■ Task details
Wherever a line holds the word "在此处键入", copy that line out.

++++ Task inputs

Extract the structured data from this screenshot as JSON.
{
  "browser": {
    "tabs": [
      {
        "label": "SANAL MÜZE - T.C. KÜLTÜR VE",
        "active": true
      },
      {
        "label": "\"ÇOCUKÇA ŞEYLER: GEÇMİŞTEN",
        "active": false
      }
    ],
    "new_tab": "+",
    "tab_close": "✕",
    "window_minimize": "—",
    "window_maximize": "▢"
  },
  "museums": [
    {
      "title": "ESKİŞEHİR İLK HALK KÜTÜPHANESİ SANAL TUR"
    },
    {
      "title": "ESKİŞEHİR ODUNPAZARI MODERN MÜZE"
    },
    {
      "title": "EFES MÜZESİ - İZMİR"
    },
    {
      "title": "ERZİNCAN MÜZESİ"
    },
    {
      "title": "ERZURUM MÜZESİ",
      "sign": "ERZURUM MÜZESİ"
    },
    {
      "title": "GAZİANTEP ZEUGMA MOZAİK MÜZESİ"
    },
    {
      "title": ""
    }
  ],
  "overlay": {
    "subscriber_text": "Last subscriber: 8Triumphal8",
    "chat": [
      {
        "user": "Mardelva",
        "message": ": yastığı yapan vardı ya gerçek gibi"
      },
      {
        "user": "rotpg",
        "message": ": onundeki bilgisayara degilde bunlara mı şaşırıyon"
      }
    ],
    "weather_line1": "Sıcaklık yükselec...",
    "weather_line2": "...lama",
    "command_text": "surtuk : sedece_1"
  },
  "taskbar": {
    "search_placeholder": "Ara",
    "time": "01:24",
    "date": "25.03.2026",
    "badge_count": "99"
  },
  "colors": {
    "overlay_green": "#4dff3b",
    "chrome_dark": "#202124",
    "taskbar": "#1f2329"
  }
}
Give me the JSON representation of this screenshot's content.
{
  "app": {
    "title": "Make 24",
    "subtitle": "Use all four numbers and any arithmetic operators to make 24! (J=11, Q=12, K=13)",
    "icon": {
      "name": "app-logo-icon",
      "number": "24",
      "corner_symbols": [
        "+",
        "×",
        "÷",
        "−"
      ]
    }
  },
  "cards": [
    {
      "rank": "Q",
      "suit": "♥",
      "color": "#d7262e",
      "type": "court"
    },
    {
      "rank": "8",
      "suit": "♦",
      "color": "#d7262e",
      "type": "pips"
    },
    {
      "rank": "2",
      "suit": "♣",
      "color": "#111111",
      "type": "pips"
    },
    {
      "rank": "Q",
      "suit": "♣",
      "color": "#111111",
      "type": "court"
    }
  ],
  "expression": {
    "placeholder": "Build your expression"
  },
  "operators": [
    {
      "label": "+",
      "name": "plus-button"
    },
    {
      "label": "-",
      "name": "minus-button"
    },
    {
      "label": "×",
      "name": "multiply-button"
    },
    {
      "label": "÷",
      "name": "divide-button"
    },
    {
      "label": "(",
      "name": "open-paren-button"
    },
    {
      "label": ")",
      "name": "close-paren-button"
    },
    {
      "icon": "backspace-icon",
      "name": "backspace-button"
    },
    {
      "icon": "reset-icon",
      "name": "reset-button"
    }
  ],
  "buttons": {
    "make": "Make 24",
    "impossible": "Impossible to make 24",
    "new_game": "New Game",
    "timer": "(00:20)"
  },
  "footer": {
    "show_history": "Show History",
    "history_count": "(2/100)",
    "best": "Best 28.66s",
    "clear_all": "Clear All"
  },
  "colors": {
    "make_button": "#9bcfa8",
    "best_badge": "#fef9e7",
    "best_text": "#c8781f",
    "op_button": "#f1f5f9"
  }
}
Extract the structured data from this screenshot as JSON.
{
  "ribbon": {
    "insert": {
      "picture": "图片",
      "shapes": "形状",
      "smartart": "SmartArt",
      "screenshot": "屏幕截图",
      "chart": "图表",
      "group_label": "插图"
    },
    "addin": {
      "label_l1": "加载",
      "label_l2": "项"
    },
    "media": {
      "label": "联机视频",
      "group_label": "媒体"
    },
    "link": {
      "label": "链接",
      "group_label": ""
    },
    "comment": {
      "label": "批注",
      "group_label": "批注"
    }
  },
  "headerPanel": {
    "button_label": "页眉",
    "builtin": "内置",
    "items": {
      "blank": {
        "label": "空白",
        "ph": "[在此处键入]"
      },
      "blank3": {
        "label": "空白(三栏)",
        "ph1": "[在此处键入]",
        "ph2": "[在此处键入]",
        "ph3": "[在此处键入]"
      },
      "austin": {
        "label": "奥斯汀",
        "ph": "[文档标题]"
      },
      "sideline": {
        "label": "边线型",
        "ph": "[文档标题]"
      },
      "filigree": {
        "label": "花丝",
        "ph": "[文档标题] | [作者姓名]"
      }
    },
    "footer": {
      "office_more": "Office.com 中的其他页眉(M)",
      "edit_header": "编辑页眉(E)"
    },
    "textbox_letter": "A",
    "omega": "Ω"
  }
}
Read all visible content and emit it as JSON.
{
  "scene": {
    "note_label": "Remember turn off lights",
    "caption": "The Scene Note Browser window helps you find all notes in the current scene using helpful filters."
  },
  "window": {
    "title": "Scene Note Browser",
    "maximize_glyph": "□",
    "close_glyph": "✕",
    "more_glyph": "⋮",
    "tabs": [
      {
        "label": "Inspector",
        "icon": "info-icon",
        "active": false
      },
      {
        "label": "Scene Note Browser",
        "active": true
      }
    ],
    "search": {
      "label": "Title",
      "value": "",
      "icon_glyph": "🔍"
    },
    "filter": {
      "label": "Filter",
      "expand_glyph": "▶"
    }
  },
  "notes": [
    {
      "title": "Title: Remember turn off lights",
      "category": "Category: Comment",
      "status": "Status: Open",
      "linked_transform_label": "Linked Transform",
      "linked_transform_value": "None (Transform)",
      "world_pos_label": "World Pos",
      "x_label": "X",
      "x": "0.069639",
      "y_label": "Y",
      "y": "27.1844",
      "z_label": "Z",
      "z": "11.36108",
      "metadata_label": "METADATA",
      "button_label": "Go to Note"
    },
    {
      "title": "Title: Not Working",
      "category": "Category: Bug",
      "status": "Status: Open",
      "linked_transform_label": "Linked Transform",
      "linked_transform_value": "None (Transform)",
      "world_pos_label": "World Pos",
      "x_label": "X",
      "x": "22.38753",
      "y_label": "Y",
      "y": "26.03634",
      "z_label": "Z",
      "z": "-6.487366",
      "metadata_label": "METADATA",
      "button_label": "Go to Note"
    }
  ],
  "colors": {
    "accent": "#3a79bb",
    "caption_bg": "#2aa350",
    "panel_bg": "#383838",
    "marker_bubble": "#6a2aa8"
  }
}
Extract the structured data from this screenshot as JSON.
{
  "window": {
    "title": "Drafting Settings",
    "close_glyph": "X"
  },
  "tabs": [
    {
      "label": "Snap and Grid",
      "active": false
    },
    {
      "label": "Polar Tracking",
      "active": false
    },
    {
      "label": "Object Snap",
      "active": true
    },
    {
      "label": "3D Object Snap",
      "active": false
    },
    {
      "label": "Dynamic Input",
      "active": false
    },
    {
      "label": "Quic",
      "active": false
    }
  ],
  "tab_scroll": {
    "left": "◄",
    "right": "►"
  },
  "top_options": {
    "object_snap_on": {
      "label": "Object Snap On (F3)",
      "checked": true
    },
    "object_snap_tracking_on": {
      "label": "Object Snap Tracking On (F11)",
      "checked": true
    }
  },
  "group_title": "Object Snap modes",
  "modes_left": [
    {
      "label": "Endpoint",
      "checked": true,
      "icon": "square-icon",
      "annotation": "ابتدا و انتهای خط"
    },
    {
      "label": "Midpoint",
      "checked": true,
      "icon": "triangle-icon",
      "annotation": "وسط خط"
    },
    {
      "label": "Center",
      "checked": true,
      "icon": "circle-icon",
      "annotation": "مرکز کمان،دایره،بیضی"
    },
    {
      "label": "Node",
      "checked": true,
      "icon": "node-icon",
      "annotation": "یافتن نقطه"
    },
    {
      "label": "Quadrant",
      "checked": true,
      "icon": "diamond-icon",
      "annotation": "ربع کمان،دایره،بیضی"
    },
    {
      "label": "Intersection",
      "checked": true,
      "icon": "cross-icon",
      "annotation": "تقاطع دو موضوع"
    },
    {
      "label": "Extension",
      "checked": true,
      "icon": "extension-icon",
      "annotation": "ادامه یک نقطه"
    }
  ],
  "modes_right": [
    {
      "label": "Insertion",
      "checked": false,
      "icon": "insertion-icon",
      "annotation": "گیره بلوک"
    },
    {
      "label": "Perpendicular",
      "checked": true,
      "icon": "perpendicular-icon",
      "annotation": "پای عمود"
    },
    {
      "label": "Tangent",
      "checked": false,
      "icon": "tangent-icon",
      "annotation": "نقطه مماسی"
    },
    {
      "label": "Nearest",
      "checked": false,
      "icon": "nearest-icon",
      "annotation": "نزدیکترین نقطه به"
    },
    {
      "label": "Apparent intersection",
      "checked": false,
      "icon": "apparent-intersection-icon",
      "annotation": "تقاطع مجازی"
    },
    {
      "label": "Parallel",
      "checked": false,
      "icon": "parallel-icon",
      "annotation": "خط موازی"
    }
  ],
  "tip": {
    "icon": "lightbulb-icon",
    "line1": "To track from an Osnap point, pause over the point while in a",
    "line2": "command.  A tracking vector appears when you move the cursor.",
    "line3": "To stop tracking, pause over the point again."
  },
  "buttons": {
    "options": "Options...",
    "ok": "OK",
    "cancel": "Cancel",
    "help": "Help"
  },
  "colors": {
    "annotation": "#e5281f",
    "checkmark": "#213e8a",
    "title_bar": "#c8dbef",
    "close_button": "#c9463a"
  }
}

++++++++

■ Exercise solution
        "ph": "[在此处键入]"
        "ph1": "[在此处键入]",
        "ph2": "[在此处键入]",
        "ph3": "[在此处键入]"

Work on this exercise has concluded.